**OBJECTIF**
Change « candle-body » en « candle » dans toutes les données ci-dessous, puis réécris-les en gardant tout le reste identique.

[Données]
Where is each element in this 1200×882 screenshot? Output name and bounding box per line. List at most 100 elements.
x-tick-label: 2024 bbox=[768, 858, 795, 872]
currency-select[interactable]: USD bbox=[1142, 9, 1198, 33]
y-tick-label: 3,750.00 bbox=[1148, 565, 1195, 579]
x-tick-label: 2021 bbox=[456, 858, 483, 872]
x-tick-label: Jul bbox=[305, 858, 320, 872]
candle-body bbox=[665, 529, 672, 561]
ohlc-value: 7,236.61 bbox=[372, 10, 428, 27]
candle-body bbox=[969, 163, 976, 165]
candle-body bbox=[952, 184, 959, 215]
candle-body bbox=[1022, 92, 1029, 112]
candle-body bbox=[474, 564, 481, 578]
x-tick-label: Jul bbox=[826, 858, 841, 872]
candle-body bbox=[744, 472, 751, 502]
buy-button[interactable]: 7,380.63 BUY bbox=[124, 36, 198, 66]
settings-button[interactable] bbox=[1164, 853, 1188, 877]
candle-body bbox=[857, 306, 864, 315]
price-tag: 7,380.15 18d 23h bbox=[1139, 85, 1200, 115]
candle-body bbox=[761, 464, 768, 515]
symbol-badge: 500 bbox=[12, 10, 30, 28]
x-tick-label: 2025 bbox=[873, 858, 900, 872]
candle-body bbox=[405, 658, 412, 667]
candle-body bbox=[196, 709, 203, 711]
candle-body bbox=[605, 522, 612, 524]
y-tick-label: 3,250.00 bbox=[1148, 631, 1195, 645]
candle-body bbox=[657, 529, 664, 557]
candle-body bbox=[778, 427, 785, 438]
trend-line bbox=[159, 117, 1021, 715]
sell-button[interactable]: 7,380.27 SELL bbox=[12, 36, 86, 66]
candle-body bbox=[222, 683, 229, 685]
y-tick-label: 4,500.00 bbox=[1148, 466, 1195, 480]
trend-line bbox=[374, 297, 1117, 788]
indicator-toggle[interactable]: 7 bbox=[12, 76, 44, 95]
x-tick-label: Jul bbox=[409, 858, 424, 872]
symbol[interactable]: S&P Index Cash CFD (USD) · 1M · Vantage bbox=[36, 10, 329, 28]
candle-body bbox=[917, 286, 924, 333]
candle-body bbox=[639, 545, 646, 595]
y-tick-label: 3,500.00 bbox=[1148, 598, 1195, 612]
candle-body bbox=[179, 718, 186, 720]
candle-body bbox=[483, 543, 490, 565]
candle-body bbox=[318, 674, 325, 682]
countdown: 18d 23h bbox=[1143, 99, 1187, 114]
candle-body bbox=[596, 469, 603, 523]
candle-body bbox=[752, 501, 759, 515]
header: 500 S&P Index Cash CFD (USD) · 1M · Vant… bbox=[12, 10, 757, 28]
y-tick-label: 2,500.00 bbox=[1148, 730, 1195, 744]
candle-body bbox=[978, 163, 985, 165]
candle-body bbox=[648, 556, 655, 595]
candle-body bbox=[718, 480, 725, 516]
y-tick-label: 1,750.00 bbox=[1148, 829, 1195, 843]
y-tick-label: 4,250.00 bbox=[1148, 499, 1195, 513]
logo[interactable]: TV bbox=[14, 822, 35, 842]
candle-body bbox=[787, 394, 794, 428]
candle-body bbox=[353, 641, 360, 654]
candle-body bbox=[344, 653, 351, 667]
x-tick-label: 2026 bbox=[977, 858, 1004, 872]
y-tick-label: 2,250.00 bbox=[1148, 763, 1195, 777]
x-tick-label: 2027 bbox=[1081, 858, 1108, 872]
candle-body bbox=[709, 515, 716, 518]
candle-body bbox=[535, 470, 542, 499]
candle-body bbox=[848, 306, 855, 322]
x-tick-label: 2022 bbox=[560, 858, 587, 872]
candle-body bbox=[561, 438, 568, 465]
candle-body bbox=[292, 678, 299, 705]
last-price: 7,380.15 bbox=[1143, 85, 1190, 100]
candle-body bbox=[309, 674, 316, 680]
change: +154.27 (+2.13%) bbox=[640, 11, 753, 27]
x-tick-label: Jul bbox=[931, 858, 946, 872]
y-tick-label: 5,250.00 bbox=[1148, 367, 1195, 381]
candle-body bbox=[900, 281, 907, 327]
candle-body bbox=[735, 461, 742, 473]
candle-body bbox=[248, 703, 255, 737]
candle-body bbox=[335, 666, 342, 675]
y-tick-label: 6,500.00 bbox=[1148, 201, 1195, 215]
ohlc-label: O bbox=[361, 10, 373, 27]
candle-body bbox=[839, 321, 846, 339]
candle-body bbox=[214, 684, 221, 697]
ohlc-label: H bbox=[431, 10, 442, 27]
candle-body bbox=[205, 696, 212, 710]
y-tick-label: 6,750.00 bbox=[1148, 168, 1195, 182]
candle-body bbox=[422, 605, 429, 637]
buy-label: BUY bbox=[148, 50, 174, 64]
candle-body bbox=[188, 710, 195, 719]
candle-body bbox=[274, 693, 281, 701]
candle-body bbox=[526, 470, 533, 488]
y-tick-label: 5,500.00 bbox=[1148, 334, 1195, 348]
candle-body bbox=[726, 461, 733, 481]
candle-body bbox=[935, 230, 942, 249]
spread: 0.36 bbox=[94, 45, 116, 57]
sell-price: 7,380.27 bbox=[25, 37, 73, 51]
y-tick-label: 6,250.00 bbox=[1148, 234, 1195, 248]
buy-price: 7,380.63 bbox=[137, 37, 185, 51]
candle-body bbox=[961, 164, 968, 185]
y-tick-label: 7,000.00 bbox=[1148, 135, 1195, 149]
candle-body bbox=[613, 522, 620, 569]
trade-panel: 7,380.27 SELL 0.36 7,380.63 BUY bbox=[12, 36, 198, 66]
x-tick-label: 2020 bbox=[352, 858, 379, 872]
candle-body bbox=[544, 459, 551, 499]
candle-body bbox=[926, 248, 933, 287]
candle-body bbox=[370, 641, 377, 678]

**RÉSULTAT**
Where is each element in this 1200×882 screenshot? Output name and bounding box per line. List at most 100 elements.
x-tick-label: 2024 bbox=[768, 858, 795, 872]
currency-select[interactable]: USD bbox=[1142, 9, 1198, 33]
y-tick-label: 3,750.00 bbox=[1148, 565, 1195, 579]
x-tick-label: 2021 bbox=[456, 858, 483, 872]
x-tick-label: Jul bbox=[305, 858, 320, 872]
candle bbox=[665, 529, 672, 561]
ohlc-value: 7,236.61 bbox=[372, 10, 428, 27]
candle bbox=[969, 163, 976, 165]
candle bbox=[952, 184, 959, 215]
candle bbox=[1022, 92, 1029, 112]
candle bbox=[474, 564, 481, 578]
x-tick-label: Jul bbox=[826, 858, 841, 872]
candle bbox=[744, 472, 751, 502]
buy-button[interactable]: 7,380.63 BUY bbox=[124, 36, 198, 66]
settings-button[interactable] bbox=[1164, 853, 1188, 877]
candle bbox=[857, 306, 864, 315]
price-tag: 7,380.15 18d 23h bbox=[1139, 85, 1200, 115]
candle bbox=[761, 464, 768, 515]
symbol-badge: 500 bbox=[12, 10, 30, 28]
x-tick-label: 2025 bbox=[873, 858, 900, 872]
candle bbox=[405, 658, 412, 667]
candle bbox=[196, 709, 203, 711]
candle bbox=[605, 522, 612, 524]
y-tick-label: 3,250.00 bbox=[1148, 631, 1195, 645]
candle bbox=[657, 529, 664, 557]
candle bbox=[778, 427, 785, 438]
trend-line bbox=[159, 117, 1021, 715]
sell-button[interactable]: 7,380.27 SELL bbox=[12, 36, 86, 66]
candle bbox=[222, 683, 229, 685]
y-tick-label: 4,500.00 bbox=[1148, 466, 1195, 480]
trend-line bbox=[374, 297, 1117, 788]
indicator-toggle[interactable]: 7 bbox=[12, 76, 44, 95]
x-tick-label: Jul bbox=[409, 858, 424, 872]
symbol[interactable]: S&P Index Cash CFD (USD) · 1M · Vantage bbox=[36, 10, 329, 28]
candle bbox=[917, 286, 924, 333]
candle bbox=[639, 545, 646, 595]
y-tick-label: 3,500.00 bbox=[1148, 598, 1195, 612]
candle bbox=[179, 718, 186, 720]
candle bbox=[483, 543, 490, 565]
candle bbox=[318, 674, 325, 682]
countdown: 18d 23h bbox=[1143, 99, 1187, 114]
candle bbox=[596, 469, 603, 523]
candle bbox=[752, 501, 759, 515]
header: 500 S&P Index Cash CFD (USD) · 1M · Vant… bbox=[12, 10, 757, 28]
y-tick-label: 2,500.00 bbox=[1148, 730, 1195, 744]
candle bbox=[978, 163, 985, 165]
candle bbox=[648, 556, 655, 595]
candle bbox=[718, 480, 725, 516]
y-tick-label: 1,750.00 bbox=[1148, 829, 1195, 843]
y-tick-label: 4,250.00 bbox=[1148, 499, 1195, 513]
logo[interactable]: TV bbox=[14, 822, 35, 842]
candle bbox=[787, 394, 794, 428]
candle bbox=[353, 641, 360, 654]
candle bbox=[344, 653, 351, 667]
x-tick-label: 2026 bbox=[977, 858, 1004, 872]
y-tick-label: 2,250.00 bbox=[1148, 763, 1195, 777]
x-tick-label: 2027 bbox=[1081, 858, 1108, 872]
candle bbox=[709, 515, 716, 518]
candle bbox=[535, 470, 542, 499]
candle bbox=[848, 306, 855, 322]
x-tick-label: 2022 bbox=[560, 858, 587, 872]
candle bbox=[561, 438, 568, 465]
candle bbox=[292, 678, 299, 705]
last-price: 7,380.15 bbox=[1143, 85, 1190, 100]
candle bbox=[309, 674, 316, 680]
change: +154.27 (+2.13%) bbox=[640, 11, 753, 27]
x-tick-label: Jul bbox=[931, 858, 946, 872]
y-tick-label: 5,250.00 bbox=[1148, 367, 1195, 381]
candle bbox=[900, 281, 907, 327]
candle bbox=[735, 461, 742, 473]
candle bbox=[248, 703, 255, 737]
candle bbox=[335, 666, 342, 675]
y-tick-label: 6,500.00 bbox=[1148, 201, 1195, 215]
ohlc-label: O bbox=[361, 10, 373, 27]
candle bbox=[839, 321, 846, 339]
candle bbox=[214, 684, 221, 697]
ohlc-label: H bbox=[431, 10, 442, 27]
candle bbox=[205, 696, 212, 710]
y-tick-label: 6,750.00 bbox=[1148, 168, 1195, 182]
candle bbox=[422, 605, 429, 637]
buy-label: BUY bbox=[148, 50, 174, 64]
candle bbox=[188, 710, 195, 719]
candle bbox=[274, 693, 281, 701]
candle bbox=[526, 470, 533, 488]
y-tick-label: 5,500.00 bbox=[1148, 334, 1195, 348]
candle bbox=[726, 461, 733, 481]
candle bbox=[935, 230, 942, 249]
spread: 0.36 bbox=[94, 45, 116, 57]
sell-price: 7,380.27 bbox=[25, 37, 73, 51]
y-tick-label: 6,250.00 bbox=[1148, 234, 1195, 248]
buy-price: 7,380.63 bbox=[137, 37, 185, 51]
candle bbox=[961, 164, 968, 185]
y-tick-label: 7,000.00 bbox=[1148, 135, 1195, 149]
candle bbox=[613, 522, 620, 569]
trade-panel: 7,380.27 SELL 0.36 7,380.63 BUY bbox=[12, 36, 198, 66]
x-tick-label: 2020 bbox=[352, 858, 379, 872]
candle bbox=[544, 459, 551, 499]
candle bbox=[926, 248, 933, 287]
candle bbox=[370, 641, 377, 678]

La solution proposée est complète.